> [EXERCISE]: Write out the whole of the material exactly.
>> Begin TASK INPUTS
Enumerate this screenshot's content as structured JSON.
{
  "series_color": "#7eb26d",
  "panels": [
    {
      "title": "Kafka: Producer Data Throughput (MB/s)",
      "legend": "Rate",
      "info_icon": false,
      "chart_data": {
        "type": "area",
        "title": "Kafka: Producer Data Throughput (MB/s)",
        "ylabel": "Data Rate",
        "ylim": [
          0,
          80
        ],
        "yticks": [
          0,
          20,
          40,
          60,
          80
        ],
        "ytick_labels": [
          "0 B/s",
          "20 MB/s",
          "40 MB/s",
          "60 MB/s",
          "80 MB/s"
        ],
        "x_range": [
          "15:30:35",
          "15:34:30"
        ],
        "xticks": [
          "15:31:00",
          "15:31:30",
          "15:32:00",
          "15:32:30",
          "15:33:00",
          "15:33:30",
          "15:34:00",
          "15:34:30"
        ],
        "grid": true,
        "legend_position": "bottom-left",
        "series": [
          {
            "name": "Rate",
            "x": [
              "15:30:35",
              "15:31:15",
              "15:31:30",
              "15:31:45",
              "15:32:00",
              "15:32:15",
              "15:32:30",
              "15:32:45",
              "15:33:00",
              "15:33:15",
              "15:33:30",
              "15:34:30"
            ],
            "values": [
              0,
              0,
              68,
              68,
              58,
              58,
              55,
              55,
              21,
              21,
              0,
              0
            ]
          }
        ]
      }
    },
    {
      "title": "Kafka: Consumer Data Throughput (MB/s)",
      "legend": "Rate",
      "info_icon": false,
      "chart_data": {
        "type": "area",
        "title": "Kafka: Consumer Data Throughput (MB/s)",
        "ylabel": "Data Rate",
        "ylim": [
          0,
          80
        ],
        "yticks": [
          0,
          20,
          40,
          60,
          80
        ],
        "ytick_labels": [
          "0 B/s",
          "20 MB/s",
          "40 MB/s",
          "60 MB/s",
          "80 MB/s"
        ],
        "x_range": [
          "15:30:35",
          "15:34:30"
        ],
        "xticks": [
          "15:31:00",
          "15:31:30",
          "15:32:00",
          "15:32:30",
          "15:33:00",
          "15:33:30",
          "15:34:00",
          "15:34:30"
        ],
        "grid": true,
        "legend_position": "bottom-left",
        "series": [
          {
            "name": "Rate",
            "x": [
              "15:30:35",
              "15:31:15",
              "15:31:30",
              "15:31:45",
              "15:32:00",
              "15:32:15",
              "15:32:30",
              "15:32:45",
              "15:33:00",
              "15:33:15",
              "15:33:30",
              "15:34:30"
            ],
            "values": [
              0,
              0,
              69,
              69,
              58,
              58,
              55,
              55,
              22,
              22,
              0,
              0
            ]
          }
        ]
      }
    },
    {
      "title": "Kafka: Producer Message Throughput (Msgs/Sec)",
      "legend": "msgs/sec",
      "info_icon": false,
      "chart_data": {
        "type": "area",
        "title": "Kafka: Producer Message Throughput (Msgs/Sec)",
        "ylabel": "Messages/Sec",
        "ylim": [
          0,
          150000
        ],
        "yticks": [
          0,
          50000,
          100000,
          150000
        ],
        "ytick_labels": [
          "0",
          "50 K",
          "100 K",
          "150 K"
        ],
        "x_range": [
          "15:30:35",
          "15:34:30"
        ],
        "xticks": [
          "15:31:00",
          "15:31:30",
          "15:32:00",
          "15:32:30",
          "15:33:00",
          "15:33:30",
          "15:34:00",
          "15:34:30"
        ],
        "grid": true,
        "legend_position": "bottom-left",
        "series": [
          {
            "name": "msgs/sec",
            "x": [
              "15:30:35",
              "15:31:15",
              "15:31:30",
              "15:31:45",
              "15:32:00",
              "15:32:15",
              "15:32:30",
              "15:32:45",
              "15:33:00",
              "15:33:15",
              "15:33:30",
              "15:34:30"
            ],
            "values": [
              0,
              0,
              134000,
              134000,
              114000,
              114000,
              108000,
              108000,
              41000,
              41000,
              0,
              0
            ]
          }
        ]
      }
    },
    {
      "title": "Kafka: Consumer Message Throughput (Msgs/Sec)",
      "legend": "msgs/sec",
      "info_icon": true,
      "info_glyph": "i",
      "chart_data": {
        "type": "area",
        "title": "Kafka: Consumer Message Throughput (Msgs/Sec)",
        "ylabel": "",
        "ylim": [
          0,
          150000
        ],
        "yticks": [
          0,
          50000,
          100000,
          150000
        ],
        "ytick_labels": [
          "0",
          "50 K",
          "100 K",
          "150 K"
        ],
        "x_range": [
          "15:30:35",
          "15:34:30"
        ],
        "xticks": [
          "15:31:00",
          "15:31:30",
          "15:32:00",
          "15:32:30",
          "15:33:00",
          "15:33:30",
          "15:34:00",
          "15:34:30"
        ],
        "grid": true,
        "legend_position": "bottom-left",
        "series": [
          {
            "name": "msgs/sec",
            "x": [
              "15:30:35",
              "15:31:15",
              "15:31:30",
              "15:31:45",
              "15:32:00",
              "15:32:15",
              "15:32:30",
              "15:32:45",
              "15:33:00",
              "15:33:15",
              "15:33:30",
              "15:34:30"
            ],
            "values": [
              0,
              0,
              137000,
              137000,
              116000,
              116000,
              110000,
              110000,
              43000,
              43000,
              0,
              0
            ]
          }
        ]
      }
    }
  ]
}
>> End TASK INPUTS
> [RESPONSE TO THIS TASK]:
Enumerate this screenshot's content as structured JSON.
{
  "series_color": "#7eb26d",
  "panels": [
    {
      "title": "Kafka: Producer Data Throughput (MB/s)",
      "legend": "Rate",
      "info_icon": false,
      "chart_data": {
        "type": "area",
        "title": "Kafka: Producer Data Throughput (MB/s)",
        "ylabel": "Data Rate",
        "ylim": [
          0,
          80
        ],
        "yticks": [
          0,
          20,
          40,
          60,
          80
        ],
        "ytick_labels": [
          "0 B/s",
          "20 MB/s",
          "40 MB/s",
          "60 MB/s",
          "80 MB/s"
        ],
        "x_range": [
          "15:30:35",
          "15:34:30"
        ],
        "xticks": [
          "15:31:00",
          "15:31:30",
          "15:32:00",
          "15:32:30",
          "15:33:00",
          "15:33:30",
          "15:34:00",
          "15:34:30"
        ],
        "grid": true,
        "legend_position": "bottom-left",
        "series": [
          {
            "name": "Rate",
            "x": [
              "15:30:35",
              "15:31:15",
              "15:31:30",
              "15:31:45",
              "15:32:00",
              "15:32:15",
              "15:32:30",
              "15:32:45",
              "15:33:00",
              "15:33:15",
              "15:33:30",
              "15:34:30"
            ],
            "values": [
              0,
              0,
              68,
              68,
              58,
              58,
              55,
              55,
              21,
              21,
              0,
              0
            ]
          }
        ]
      }
    },
    {
      "title": "Kafka: Consumer Data Throughput (MB/s)",
      "legend": "Rate",
      "info_icon": false,
      "chart_data": {
        "type": "area",
        "title": "Kafka: Consumer Data Throughput (MB/s)",
        "ylabel": "Data Rate",
        "ylim": [
          0,
          80
        ],
        "yticks": [
          0,
          20,
          40,
          60,
          80
        ],
        "ytick_labels": [
          "0 B/s",
          "20 MB/s",
          "40 MB/s",
          "60 MB/s",
          "80 MB/s"
        ],
        "x_range": [
          "15:30:35",
          "15:34:30"
        ],
        "xticks": [
          "15:31:00",
          "15:31:30",
          "15:32:00",
          "15:32:30",
          "15:33:00",
          "15:33:30",
          "15:34:00",
          "15:34:30"
        ],
        "grid": true,
        "legend_position": "bottom-left",
        "series": [
          {
            "name": "Rate",
            "x": [
              "15:30:35",
              "15:31:15",
              "15:31:30",
              "15:31:45",
              "15:32:00",
              "15:32:15",
              "15:32:30",
              "15:32:45",
              "15:33:00",
              "15:33:15",
              "15:33:30",
              "15:34:30"
            ],
            "values": [
              0,
              0,
              69,
              69,
              58,
              58,
              55,
              55,
              22,
              22,
              0,
              0
            ]
          }
        ]
      }
    },
    {
      "title": "Kafka: Producer Message Throughput (Msgs/Sec)",
      "legend": "msgs/sec",
      "info_icon": false,
      "chart_data": {
        "type": "area",
        "title": "Kafka: Producer Message Throughput (Msgs/Sec)",
        "ylabel": "Messages/Sec",
        "ylim": [
          0,
          150000
        ],
        "yticks": [
          0,
          50000,
          100000,
          150000
        ],
        "ytick_labels": [
          "0",
          "50 K",
          "100 K",
          "150 K"
        ],
        "x_range": [
          "15:30:35",
          "15:34:30"
        ],
        "xticks": [
          "15:31:00",
          "15:31:30",
          "15:32:00",
          "15:32:30",
          "15:33:00",
          "15:33:30",
          "15:34:00",
          "15:34:30"
        ],
        "grid": true,
        "legend_position": "bottom-left",
        "series": [
          {
            "name": "msgs/sec",
            "x": [
              "15:30:35",
              "15:31:15",
              "15:31:30",
              "15:31:45",
              "15:32:00",
              "15:32:15",
              "15:32:30",
              "15:32:45",
              "15:33:00",
              "15:33:15",
              "15:33:30",
              "15:34:30"
            ],
            "values": [
              0,
              0,
              134000,
              134000,
              114000,
              114000,
              108000,
              108000,
              41000,
              41000,
              0,
              0
            ]
          }
        ]
      }
    },
    {
      "title": "Kafka: Consumer Message Throughput (Msgs/Sec)",
      "legend": "msgs/sec",
      "info_icon": true,
      "info_glyph": "i",
      "chart_data": {
        "type": "area",
        "title": "Kafka: Consumer Message Throughput (Msgs/Sec)",
        "ylabel": "",
        "ylim": [
          0,
          150000
        ],
        "yticks": [
          0,
          50000,
          100000,
          150000
        ],
        "ytick_labels": [
          "0",
          "50 K",
          "100 K",
          "150 K"
        ],
        "x_range": [
          "15:30:35",
          "15:34:30"
        ],
        "xticks": [
          "15:31:00",
          "15:31:30",
          "15:32:00",
          "15:32:30",
          "15:33:00",
          "15:33:30",
          "15:34:00",
          "15:34:30"
        ],
        "grid": true,
        "legend_position": "bottom-left",
        "series": [
          {
            "name": "msgs/sec",
            "x": [
              "15:30:35",
              "15:31:15",
              "15:31:30",
              "15:31:45",
              "15:32:00",
              "15:32:15",
              "15:32:30",
              "15:32:45",
              "15:33:00",
              "15:33:15",
              "15:33:30",
              "15:34:30"
            ],
            "values": [
              0,
              0,
              137000,
              137000,
              116000,
              116000,
              110000,
              110000,
              43000,
              43000,
              0,
              0
            ]
          }
        ]
      }
    }
  ]
}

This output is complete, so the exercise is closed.